- What is required -
Search the records for the word "finden" and pick out every line that has it.

>>

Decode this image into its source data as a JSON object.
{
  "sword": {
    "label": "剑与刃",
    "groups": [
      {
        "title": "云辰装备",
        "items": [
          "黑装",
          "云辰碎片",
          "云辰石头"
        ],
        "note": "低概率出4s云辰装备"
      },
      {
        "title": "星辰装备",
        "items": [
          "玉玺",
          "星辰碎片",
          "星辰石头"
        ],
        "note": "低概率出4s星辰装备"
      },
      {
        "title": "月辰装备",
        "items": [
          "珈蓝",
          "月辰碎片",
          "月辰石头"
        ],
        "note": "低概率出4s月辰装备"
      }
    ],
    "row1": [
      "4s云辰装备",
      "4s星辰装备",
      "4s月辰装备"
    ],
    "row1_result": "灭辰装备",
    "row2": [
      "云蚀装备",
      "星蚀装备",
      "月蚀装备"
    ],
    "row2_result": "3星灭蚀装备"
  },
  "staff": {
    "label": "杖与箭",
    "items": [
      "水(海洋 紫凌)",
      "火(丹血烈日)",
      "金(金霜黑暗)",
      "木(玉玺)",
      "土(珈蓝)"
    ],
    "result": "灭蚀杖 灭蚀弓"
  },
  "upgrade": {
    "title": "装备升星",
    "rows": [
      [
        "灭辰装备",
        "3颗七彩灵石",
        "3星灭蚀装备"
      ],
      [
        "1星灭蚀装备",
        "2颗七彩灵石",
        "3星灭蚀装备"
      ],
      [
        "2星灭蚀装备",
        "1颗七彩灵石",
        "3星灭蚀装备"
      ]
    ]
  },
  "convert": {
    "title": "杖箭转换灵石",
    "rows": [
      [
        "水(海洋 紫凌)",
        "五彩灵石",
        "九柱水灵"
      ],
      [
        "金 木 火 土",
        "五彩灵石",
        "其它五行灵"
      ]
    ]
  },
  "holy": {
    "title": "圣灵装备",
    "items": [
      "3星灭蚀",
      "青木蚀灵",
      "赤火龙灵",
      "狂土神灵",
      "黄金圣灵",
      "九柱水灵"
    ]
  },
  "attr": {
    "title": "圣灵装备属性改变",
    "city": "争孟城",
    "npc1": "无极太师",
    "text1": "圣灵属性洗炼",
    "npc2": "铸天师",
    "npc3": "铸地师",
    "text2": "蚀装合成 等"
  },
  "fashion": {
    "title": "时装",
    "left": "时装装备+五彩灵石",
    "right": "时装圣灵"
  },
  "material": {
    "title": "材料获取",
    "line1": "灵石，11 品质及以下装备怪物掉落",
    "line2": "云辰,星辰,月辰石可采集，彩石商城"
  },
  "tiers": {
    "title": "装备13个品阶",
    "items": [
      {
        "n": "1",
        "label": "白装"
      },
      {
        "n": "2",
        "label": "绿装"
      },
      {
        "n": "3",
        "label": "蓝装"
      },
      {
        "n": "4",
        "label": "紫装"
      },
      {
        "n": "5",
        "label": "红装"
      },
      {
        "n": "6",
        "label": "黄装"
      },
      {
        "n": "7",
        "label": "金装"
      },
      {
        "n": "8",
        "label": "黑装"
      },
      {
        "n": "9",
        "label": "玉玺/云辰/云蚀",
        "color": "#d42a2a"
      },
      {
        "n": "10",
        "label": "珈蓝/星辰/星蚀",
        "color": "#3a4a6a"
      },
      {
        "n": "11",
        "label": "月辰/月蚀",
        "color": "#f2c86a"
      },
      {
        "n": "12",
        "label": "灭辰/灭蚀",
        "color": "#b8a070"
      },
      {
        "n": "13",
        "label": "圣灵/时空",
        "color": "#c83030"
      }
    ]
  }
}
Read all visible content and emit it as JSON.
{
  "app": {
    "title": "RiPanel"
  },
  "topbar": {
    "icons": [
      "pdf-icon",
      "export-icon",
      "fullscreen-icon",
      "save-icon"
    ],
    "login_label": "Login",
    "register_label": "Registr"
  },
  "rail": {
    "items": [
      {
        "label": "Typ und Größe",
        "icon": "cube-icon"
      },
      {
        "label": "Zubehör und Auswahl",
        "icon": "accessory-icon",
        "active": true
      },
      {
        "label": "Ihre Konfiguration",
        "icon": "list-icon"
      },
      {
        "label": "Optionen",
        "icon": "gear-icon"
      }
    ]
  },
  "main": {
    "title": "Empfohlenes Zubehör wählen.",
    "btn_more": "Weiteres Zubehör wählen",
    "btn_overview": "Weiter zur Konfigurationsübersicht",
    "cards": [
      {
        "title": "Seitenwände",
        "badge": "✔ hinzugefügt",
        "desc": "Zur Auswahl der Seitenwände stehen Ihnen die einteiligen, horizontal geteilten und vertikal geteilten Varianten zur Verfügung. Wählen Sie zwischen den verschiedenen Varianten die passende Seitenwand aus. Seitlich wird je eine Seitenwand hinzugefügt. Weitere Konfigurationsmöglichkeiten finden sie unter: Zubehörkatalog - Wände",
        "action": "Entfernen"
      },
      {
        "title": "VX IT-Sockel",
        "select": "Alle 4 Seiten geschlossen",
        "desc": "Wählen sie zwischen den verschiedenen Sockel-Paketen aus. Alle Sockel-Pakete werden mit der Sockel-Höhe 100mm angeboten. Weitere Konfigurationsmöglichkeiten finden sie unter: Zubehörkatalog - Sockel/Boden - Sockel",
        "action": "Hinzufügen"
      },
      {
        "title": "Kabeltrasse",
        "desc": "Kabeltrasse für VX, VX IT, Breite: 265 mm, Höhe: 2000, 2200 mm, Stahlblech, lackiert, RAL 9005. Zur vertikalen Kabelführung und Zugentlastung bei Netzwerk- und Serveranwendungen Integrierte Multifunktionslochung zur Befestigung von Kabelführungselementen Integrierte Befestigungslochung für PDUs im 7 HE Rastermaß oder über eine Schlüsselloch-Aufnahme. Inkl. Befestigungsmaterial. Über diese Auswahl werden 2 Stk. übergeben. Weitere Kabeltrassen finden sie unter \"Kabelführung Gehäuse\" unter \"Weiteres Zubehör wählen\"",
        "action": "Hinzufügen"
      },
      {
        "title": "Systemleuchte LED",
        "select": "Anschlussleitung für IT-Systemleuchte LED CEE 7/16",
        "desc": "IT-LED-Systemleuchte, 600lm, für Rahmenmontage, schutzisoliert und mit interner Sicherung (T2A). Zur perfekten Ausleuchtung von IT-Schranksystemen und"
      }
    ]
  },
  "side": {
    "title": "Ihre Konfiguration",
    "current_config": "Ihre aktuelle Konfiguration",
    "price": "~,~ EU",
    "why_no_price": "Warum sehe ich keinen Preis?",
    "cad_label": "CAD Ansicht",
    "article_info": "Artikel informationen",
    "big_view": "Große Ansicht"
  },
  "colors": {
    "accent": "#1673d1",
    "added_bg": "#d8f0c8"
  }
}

<<

- Exercise solution -
        "desc": "Zur Auswahl der Seitenwände stehen Ihnen die einteiligen, horizontal geteilten und vertikal geteilten Varianten zur Verfügung. Wählen Sie zwischen den verschiedenen Varianten die passende Seitenwand aus. Seitlich wird je eine Seitenwand hinzugefügt. Weitere Konfigurationsmöglichkeiten finden sie unter: Zubehörkatalog - Wände",
        "desc": "Wählen sie zwischen den verschiedenen Sockel-Paketen aus. Alle Sockel-Pakete werden mit der Sockel-Höhe 100mm angeboten. Weitere Konfigurationsmöglichkeiten finden sie unter: Zubehörkatalog - Sockel/Boden - Sockel",
        "desc": "Kabeltrasse für VX, VX IT, Breite: 265 mm, Höhe: 2000, 2200 mm, Stahlblech, lackiert, RAL 9005. Zur vertikalen Kabelführung und Zugentlastung bei Netzwerk- und Serveranwendungen Integrierte Multifunktionslochung zur Befestigung von Kabelführungselementen Integrierte Befestigungslochung für PDUs im 7 HE Rastermaß oder über eine Schlüsselloch-Aufnahme. Inkl. Befestigungsmaterial. Über diese Auswahl werden 2 Stk. übergeben. Weitere Kabeltrassen finden sie unter \"Kabelführung Gehäuse\" unter \"Weiteres Zubehör wählen\"",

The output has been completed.